══ Working data
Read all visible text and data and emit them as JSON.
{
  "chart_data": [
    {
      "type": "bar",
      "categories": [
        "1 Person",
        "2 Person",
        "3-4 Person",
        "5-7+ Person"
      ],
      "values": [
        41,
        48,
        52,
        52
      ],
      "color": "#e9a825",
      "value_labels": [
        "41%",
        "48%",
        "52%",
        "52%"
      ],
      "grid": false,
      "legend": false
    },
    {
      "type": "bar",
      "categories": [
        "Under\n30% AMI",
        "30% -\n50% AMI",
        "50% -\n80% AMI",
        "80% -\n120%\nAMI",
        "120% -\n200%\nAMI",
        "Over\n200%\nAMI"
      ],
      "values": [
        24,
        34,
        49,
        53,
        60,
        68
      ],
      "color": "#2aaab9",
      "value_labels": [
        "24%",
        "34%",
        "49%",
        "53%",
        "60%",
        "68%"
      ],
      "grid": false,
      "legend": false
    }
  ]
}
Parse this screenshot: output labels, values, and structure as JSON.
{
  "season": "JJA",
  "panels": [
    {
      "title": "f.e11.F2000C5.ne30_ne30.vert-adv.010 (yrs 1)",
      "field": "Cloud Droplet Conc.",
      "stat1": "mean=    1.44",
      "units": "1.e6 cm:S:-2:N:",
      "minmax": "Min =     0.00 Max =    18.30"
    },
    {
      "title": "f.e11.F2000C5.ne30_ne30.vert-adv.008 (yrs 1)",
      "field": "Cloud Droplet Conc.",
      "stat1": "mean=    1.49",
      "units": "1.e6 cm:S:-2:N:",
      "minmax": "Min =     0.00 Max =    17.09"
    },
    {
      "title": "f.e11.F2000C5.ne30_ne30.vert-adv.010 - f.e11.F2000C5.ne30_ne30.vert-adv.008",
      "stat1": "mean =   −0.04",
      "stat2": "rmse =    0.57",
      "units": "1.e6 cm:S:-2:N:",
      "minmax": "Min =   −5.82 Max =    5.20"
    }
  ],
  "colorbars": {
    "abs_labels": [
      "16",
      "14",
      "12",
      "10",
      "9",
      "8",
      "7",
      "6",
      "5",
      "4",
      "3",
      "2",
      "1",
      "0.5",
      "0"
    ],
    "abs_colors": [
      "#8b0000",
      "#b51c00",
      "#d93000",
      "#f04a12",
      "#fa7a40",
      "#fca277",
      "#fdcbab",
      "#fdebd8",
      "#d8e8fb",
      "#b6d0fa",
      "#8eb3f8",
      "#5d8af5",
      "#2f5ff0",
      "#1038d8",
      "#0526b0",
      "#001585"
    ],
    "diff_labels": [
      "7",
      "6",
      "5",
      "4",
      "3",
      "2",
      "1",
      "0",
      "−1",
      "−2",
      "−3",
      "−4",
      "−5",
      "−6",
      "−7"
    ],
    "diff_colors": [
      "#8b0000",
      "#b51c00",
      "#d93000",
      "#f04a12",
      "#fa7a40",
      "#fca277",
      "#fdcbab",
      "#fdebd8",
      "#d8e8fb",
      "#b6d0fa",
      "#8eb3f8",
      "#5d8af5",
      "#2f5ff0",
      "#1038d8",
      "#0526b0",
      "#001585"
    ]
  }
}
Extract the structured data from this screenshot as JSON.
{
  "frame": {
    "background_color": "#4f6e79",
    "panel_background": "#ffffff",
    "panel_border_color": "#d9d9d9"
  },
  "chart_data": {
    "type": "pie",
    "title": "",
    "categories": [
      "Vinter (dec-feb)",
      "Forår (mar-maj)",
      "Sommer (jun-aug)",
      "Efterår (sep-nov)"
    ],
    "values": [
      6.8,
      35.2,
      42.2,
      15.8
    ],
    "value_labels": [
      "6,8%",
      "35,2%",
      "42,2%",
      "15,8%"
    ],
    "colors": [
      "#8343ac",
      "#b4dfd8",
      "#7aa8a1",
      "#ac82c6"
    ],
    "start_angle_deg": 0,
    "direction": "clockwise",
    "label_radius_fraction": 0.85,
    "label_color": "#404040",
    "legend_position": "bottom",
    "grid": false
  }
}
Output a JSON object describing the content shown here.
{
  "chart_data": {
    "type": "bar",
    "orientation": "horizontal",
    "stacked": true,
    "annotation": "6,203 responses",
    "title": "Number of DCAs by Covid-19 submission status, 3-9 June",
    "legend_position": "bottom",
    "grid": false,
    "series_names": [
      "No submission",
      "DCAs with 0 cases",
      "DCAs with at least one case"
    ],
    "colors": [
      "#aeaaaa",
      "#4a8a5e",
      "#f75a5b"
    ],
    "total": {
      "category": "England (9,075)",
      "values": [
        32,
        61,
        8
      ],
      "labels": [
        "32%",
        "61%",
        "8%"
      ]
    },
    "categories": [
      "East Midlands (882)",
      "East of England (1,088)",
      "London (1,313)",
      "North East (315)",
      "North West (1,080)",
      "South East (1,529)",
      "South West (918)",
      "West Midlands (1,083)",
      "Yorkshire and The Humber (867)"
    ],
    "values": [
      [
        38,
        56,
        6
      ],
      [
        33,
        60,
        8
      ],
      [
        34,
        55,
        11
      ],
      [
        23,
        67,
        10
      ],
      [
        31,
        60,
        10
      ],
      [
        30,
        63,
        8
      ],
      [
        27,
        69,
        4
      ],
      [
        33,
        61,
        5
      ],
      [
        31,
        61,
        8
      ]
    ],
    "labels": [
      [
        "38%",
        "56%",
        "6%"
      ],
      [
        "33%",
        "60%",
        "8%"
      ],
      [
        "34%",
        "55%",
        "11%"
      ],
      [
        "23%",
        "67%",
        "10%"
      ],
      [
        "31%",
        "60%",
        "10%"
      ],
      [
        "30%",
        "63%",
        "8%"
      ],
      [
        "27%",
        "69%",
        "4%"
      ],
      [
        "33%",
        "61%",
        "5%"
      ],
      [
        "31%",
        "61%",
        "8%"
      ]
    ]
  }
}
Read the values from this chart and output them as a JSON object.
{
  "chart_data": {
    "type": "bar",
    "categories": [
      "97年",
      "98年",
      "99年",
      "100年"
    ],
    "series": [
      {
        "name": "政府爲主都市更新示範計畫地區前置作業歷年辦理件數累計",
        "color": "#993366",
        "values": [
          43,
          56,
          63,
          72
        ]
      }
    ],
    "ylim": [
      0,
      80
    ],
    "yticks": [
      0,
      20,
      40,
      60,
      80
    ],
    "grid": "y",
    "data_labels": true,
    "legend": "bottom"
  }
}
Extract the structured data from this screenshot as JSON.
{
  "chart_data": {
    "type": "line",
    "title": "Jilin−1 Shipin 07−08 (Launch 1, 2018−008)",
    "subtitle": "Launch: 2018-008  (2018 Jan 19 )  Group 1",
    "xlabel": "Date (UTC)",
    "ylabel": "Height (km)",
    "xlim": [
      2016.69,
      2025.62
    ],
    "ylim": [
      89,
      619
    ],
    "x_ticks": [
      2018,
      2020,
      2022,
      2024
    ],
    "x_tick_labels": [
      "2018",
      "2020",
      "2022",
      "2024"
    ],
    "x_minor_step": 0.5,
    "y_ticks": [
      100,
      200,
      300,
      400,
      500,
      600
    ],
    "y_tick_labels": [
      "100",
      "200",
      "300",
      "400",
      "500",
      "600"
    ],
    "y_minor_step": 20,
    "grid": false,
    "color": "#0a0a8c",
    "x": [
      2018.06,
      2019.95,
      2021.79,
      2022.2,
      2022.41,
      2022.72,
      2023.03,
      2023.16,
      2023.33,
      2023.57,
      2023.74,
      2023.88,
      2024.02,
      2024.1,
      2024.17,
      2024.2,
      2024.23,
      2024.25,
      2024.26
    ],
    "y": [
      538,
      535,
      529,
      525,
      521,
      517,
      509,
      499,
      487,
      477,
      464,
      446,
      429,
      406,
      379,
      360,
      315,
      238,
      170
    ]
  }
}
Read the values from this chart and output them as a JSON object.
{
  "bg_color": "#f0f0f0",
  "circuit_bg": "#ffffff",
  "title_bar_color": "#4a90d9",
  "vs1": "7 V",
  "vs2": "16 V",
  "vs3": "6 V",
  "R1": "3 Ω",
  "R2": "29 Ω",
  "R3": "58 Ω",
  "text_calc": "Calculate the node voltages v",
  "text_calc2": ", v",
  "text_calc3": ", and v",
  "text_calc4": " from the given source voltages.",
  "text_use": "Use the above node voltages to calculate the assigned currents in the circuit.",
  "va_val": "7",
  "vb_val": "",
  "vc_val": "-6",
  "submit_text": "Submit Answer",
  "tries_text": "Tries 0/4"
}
════
**Short exercise**
Copy each line in the data that holds the word "voltages".

**Solution**
  "text_calc": "Calculate the node voltages v",
  "text_calc4": " from the given source voltages.",
  "text_use": "Use the above node voltages to calculate the assigned currents in the circuit.",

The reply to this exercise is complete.